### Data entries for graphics
════
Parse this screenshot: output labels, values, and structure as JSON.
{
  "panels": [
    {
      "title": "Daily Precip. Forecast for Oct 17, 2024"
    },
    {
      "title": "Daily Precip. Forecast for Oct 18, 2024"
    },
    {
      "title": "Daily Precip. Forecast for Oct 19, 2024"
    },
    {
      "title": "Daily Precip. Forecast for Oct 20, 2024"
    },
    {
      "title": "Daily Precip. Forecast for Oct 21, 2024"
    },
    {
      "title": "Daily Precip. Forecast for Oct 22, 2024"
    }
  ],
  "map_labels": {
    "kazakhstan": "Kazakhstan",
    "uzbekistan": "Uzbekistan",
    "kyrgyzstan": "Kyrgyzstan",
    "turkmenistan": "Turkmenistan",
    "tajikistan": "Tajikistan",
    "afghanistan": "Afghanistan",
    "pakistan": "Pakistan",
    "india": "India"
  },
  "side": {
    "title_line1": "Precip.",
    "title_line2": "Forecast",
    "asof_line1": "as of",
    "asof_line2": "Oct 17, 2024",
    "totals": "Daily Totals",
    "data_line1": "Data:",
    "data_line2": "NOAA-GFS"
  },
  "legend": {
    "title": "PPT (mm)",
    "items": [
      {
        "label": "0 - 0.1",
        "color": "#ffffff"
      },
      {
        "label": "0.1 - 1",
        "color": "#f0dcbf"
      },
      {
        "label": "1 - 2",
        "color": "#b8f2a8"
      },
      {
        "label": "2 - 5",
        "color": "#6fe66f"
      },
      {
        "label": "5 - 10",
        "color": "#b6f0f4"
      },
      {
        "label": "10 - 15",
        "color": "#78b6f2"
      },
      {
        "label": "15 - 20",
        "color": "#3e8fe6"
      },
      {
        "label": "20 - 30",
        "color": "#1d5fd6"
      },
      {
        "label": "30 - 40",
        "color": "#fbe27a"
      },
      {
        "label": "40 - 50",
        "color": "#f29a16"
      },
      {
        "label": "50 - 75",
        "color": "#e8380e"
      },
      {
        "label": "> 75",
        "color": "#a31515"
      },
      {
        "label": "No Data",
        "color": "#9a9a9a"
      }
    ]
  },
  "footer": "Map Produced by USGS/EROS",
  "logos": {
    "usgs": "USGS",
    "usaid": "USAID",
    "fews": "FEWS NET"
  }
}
════
### REQUIRED TASK
Extract the full listing above without altering anything.

### ANSWER TO THE EXERCISE
Parse this screenshot: output labels, values, and structure as JSON.
{
  "panels": [
    {
      "title": "Daily Precip. Forecast for Oct 17, 2024"
    },
    {
      "title": "Daily Precip. Forecast for Oct 18, 2024"
    },
    {
      "title": "Daily Precip. Forecast for Oct 19, 2024"
    },
    {
      "title": "Daily Precip. Forecast for Oct 20, 2024"
    },
    {
      "title": "Daily Precip. Forecast for Oct 21, 2024"
    },
    {
      "title": "Daily Precip. Forecast for Oct 22, 2024"
    }
  ],
  "map_labels": {
    "kazakhstan": "Kazakhstan",
    "uzbekistan": "Uzbekistan",
    "kyrgyzstan": "Kyrgyzstan",
    "turkmenistan": "Turkmenistan",
    "tajikistan": "Tajikistan",
    "afghanistan": "Afghanistan",
    "pakistan": "Pakistan",
    "india": "India"
  },
  "side": {
    "title_line1": "Precip.",
    "title_line2": "Forecast",
    "asof_line1": "as of",
    "asof_line2": "Oct 17, 2024",
    "totals": "Daily Totals",
    "data_line1": "Data:",
    "data_line2": "NOAA-GFS"
  },
  "legend": {
    "title": "PPT (mm)",
    "items": [
      {
        "label": "0 - 0.1",
        "color": "#ffffff"
      },
      {
        "label": "0.1 - 1",
        "color": "#f0dcbf"
      },
      {
        "label": "1 - 2",
        "color": "#b8f2a8"
      },
      {
        "label": "2 - 5",
        "color": "#6fe66f"
      },
      {
        "label": "5 - 10",
        "color": "#b6f0f4"
      },
      {
        "label": "10 - 15",
        "color": "#78b6f2"
      },
      {
        "label": "15 - 20",
        "color": "#3e8fe6"
      },
      {
        "label": "20 - 30",
        "color": "#1d5fd6"
      },
      {
        "label": "30 - 40",
        "color": "#fbe27a"
      },
      {
        "label": "40 - 50",
        "color": "#f29a16"
      },
      {
        "label": "50 - 75",
        "color": "#e8380e"
      },
      {
        "label": "> 75",
        "color": "#a31515"
      },
      {
        "label": "No Data",
        "color": "#9a9a9a"
      }
    ]
  },
  "footer": "Map Produced by USGS/EROS",
  "logos": {
    "usgs": "USGS",
    "usaid": "USAID",
    "fews": "FEWS NET"
  }
}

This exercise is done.